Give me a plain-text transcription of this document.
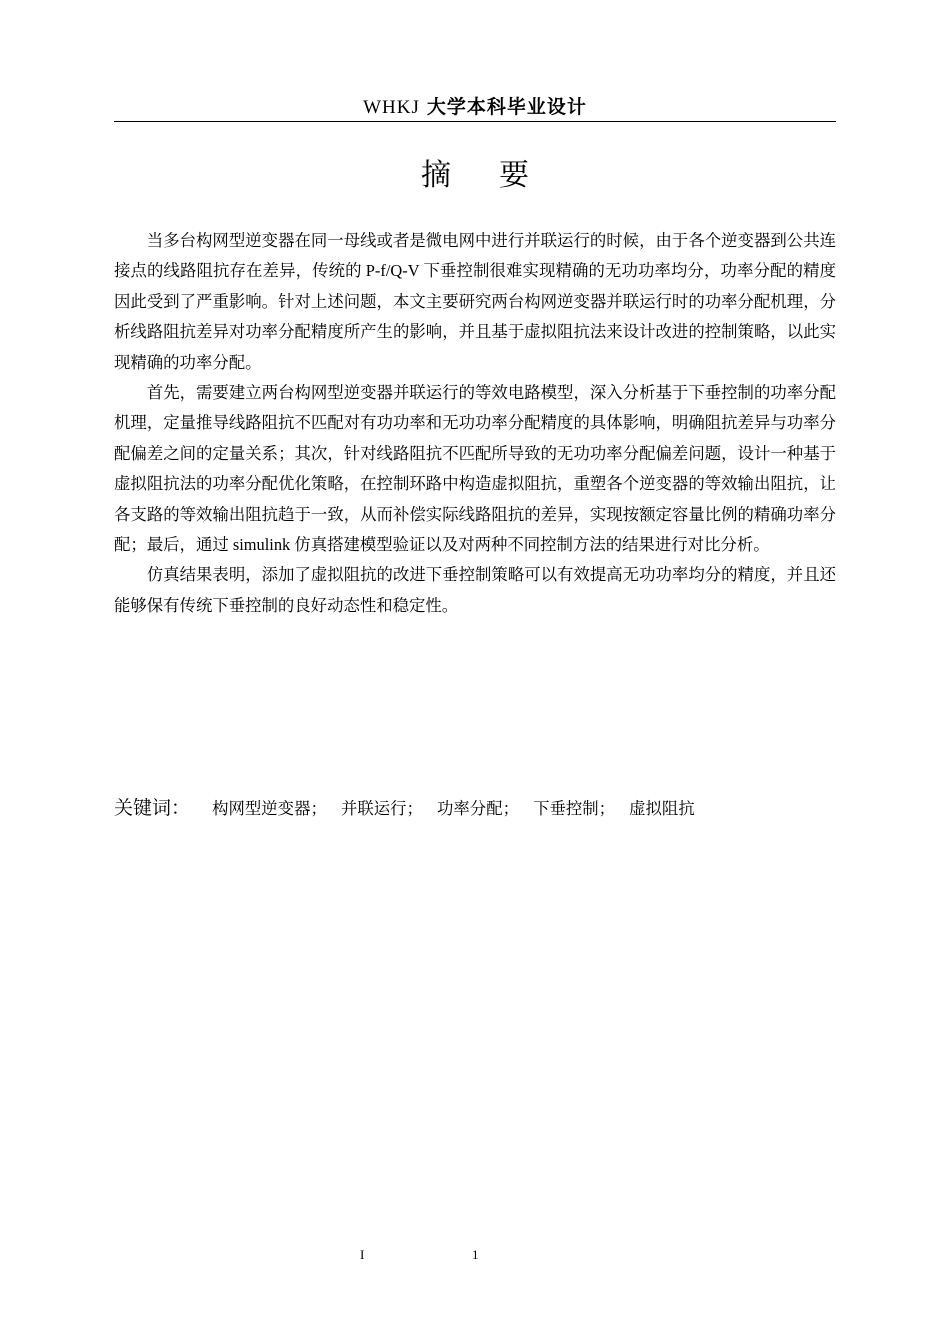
WHKJ 大学本科毕业设计
摘 要

当多台构网型逆变器在同一母线或者是微电网中进行并联运行的时候，由于各个逆变器到公共连接点的线路阻抗存在差异，传统的 P-f/Q-V 下垂控制很难实现精确的无功功率均分，功率分配的精度因此受到了严重影响。针对上述问题，本文主要研究两台构网逆变器并联运行时的功率分配机理，分析线路阻抗差异对功率分配精度所产生的影响，并且基于虚拟阻抗法来设计改进的控制策略，以此实现精确的功率分配。

首先，需要建立两台构网型逆变器并联运行的等效电路模型，深入分析基于下垂控制的功率分配机理，定量推导线路阻抗不匹配对有功功率和无功功率分配精度的具体影响，明确阻抗差异与功率分配偏差之间的定量关系；其次，针对线路阻抗不匹配所导致的无功功率分配偏差问题，设计一种基于虚拟阻抗法的功率分配优化策略，在控制环路中构造虚拟阻抗，重塑各个逆变器的等效输出阻抗，让各支路的等效输出阻抗趋于一致，从而补偿实际线路阻抗的差异，实现按额定容量比例的精确功率分配；最后，通过 simulink 仿真搭建模型验证以及对两种不同控制方法的结果进行对比分析。

仿真结果表明，添加了虚拟阻抗的改进下垂控制策略可以有效提高无功功率均分的精度，并且还能够保有传统下垂控制的良好动态性和稳定性。

关键词： 构网型逆变器； 并联运行； 功率分配； 下垂控制； 虚拟阻抗
I	1
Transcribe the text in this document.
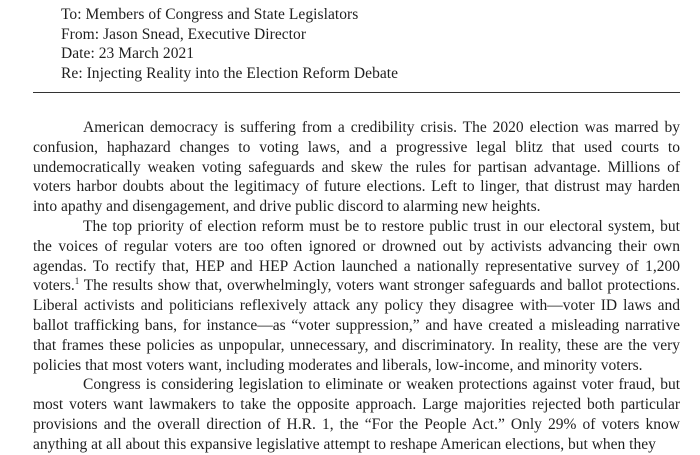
To: Members of Congress and State Legislators
From: Jason Snead, Executive Director
Date: 23 March 2021
Re: Injecting Reality into the Election Reform Debate

American democracy is suffering from a credibility crisis. The 2020 election was marred by confusion, haphazard changes to voting laws, and a progressive legal blitz that used courts to undemocratically weaken voting safeguards and skew the rules for partisan advantage. Millions of voters harbor doubts about the legitimacy of future elections. Left to linger, that distrust may harden into apathy and disengagement, and drive public discord to alarming new heights.

The top priority of election reform must be to restore public trust in our electoral system, but the voices of regular voters are too often ignored or drowned out by activists advancing their own agendas. To rectify that, HEP and HEP Action launched a nationally representative survey of 1,200 voters.$^1$ The results show that, overwhelmingly, voters want stronger safeguards and ballot protections. Liberal activists and politicians reflexively attack any policy they disagree with—voter ID laws and ballot trafficking bans, for instance—as “voter suppression,” and have created a misleading narrative that frames these policies as unpopular, unnecessary, and discriminatory. In reality, these are the very policies that most voters want, including moderates and liberals, low-income, and minority voters.

Congress is considering legislation to eliminate or weaken protections against voter fraud, but most voters want lawmakers to take the opposite approach. Large majorities rejected both particular provisions and the overall direction of H.R. 1, the “For the People Act.” Only 29% of voters know anything at all about this expansive legislative attempt to reshape American elections, but when they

━━━

Do this. Determine how many lines of the listing above include the word "Congress", and report that number only.

Exercise output. 2